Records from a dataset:

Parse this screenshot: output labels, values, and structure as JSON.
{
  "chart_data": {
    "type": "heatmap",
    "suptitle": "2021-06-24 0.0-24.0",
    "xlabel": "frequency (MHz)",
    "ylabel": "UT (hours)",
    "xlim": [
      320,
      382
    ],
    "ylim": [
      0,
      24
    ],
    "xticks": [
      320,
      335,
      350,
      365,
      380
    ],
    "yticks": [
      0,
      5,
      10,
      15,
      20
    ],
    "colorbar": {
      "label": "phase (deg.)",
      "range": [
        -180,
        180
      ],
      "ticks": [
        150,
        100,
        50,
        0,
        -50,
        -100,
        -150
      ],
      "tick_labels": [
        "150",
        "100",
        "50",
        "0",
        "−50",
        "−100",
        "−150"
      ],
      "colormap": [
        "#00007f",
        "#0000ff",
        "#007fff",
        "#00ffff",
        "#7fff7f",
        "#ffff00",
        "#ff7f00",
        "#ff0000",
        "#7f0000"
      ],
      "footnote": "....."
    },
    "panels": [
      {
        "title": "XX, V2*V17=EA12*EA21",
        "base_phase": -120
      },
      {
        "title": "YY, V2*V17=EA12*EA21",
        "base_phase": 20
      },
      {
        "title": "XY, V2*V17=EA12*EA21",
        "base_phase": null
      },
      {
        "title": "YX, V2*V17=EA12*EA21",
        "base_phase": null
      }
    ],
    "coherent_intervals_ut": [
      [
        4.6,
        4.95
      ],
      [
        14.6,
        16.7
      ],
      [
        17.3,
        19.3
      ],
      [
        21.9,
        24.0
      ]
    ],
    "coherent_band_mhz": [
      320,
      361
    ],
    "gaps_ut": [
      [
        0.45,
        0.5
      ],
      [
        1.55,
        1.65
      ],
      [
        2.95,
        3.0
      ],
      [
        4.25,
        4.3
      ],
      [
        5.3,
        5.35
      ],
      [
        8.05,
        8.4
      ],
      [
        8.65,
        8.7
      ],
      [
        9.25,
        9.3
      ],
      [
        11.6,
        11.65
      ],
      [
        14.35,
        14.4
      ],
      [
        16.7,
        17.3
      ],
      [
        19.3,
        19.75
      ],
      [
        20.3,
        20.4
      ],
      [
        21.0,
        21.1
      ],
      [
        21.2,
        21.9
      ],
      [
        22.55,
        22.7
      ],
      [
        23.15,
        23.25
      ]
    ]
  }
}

What is being asked: Repeat the material in full, exactly as it stands.

Correct result:
Parse this screenshot: output labels, values, and structure as JSON.
{
  "chart_data": {
    "type": "heatmap",
    "suptitle": "2021-06-24 0.0-24.0",
    "xlabel": "frequency (MHz)",
    "ylabel": "UT (hours)",
    "xlim": [
      320,
      382
    ],
    "ylim": [
      0,
      24
    ],
    "xticks": [
      320,
      335,
      350,
      365,
      380
    ],
    "yticks": [
      0,
      5,
      10,
      15,
      20
    ],
    "colorbar": {
      "label": "phase (deg.)",
      "range": [
        -180,
        180
      ],
      "ticks": [
        150,
        100,
        50,
        0,
        -50,
        -100,
        -150
      ],
      "tick_labels": [
        "150",
        "100",
        "50",
        "0",
        "−50",
        "−100",
        "−150"
      ],
      "colormap": [
        "#00007f",
        "#0000ff",
        "#007fff",
        "#00ffff",
        "#7fff7f",
        "#ffff00",
        "#ff7f00",
        "#ff0000",
        "#7f0000"
      ],
      "footnote": "....."
    },
    "panels": [
      {
        "title": "XX, V2*V17=EA12*EA21",
        "base_phase": -120
      },
      {
        "title": "YY, V2*V17=EA12*EA21",
        "base_phase": 20
      },
      {
        "title": "XY, V2*V17=EA12*EA21",
        "base_phase": null
      },
      {
        "title": "YX, V2*V17=EA12*EA21",
        "base_phase": null
      }
    ],
    "coherent_intervals_ut": [
      [
        4.6,
        4.95
      ],
      [
        14.6,
        16.7
      ],
      [
        17.3,
        19.3
      ],
      [
        21.9,
        24.0
      ]
    ],
    "coherent_band_mhz": [
      320,
      361
    ],
    "gaps_ut": [
      [
        0.45,
        0.5
      ],
      [
        1.55,
        1.65
      ],
      [
        2.95,
        3.0
      ],
      [
        4.25,
        4.3
      ],
      [
        5.3,
        5.35
      ],
      [
        8.05,
        8.4
      ],
      [
        8.65,
        8.7
      ],
      [
        9.25,
        9.3
      ],
      [
        11.6,
        11.65
      ],
      [
        14.35,
        14.4
      ],
      [
        16.7,
        17.3
      ],
      [
        19.3,
        19.75
      ],
      [
        20.3,
        20.4
      ],
      [
        21.0,
        21.1
      ],
      [
        21.2,
        21.9
      ],
      [
        22.55,
        22.7
      ],
      [
        23.15,
        23.25
      ]
    ]
  }
}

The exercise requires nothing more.